----- MATERIAL PROVIDED -----

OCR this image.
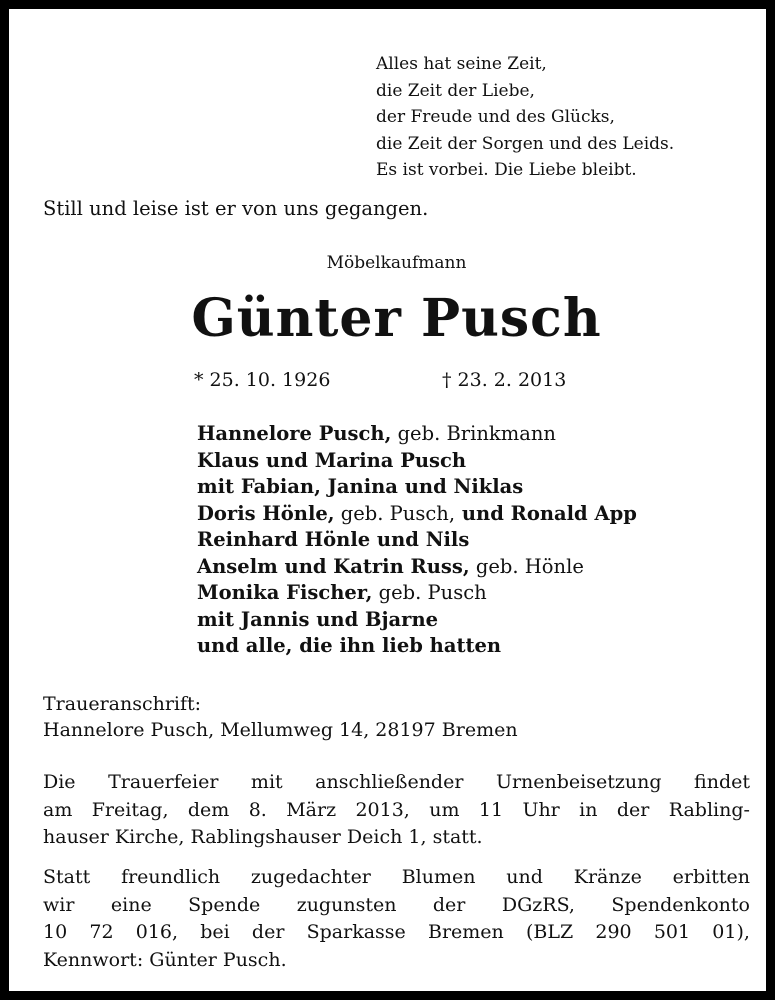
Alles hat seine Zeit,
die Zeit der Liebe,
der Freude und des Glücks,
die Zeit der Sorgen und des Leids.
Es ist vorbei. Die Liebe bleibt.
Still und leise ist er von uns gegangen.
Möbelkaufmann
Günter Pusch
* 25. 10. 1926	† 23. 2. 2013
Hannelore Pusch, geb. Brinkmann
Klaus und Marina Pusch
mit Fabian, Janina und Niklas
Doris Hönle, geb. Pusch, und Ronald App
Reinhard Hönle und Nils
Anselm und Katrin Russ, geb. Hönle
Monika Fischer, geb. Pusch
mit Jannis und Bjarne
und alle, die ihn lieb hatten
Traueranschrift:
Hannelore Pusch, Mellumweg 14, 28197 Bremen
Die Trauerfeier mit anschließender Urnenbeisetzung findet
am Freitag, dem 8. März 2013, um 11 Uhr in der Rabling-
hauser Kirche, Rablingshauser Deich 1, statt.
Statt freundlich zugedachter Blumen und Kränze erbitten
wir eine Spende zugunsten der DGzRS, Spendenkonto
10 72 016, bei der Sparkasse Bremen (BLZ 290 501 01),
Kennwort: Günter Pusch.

-----
----- MATERIAL PROVIDED -----

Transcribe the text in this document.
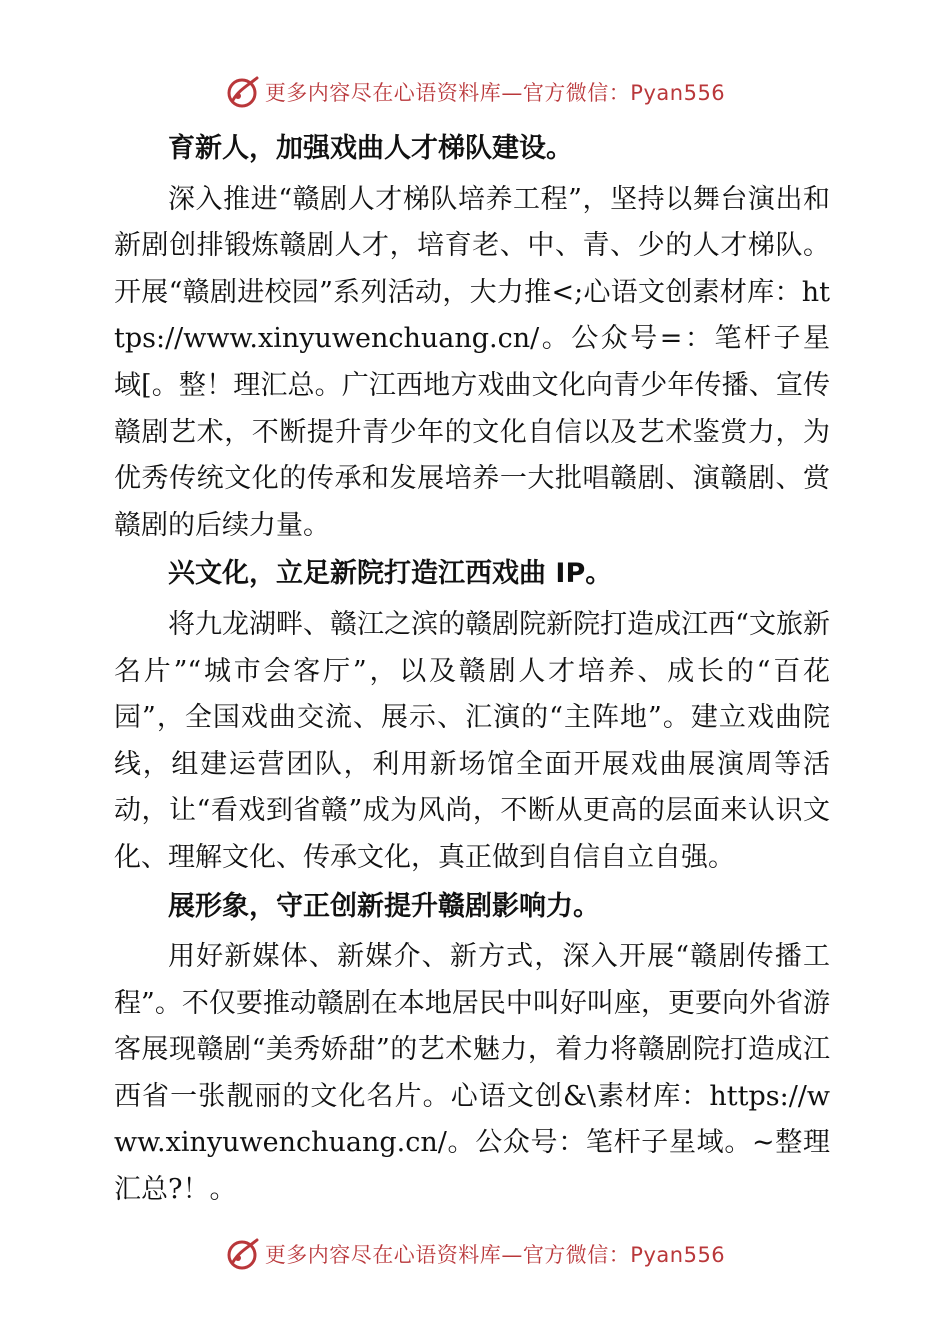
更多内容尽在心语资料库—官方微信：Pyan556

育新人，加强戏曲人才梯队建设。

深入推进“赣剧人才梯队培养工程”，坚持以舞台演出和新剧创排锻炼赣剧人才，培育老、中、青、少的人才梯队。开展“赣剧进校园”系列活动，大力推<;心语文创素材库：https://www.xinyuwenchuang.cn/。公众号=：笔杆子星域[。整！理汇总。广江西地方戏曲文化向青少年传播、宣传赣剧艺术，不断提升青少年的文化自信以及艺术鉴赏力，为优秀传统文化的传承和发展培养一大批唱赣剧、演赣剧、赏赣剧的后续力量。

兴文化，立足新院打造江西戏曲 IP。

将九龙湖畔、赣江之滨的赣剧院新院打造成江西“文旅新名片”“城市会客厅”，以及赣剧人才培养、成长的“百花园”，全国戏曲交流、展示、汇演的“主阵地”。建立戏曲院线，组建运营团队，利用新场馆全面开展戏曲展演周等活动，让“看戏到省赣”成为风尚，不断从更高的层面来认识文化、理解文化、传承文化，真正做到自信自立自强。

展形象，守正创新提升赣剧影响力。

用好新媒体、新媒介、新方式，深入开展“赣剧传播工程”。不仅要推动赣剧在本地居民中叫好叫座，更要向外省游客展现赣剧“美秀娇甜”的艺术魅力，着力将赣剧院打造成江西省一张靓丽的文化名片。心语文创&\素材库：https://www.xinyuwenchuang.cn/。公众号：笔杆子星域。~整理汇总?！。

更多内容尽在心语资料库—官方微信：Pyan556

-----

→ STATED TASK: Show, from the listing above, each line that contains the word "Hannelore".

→ RESULT FOR THIS TASK:
Hannelore Pusch, geb. Brinkmann
Hannelore Pusch, Mellumweg 14, 28197 Bremen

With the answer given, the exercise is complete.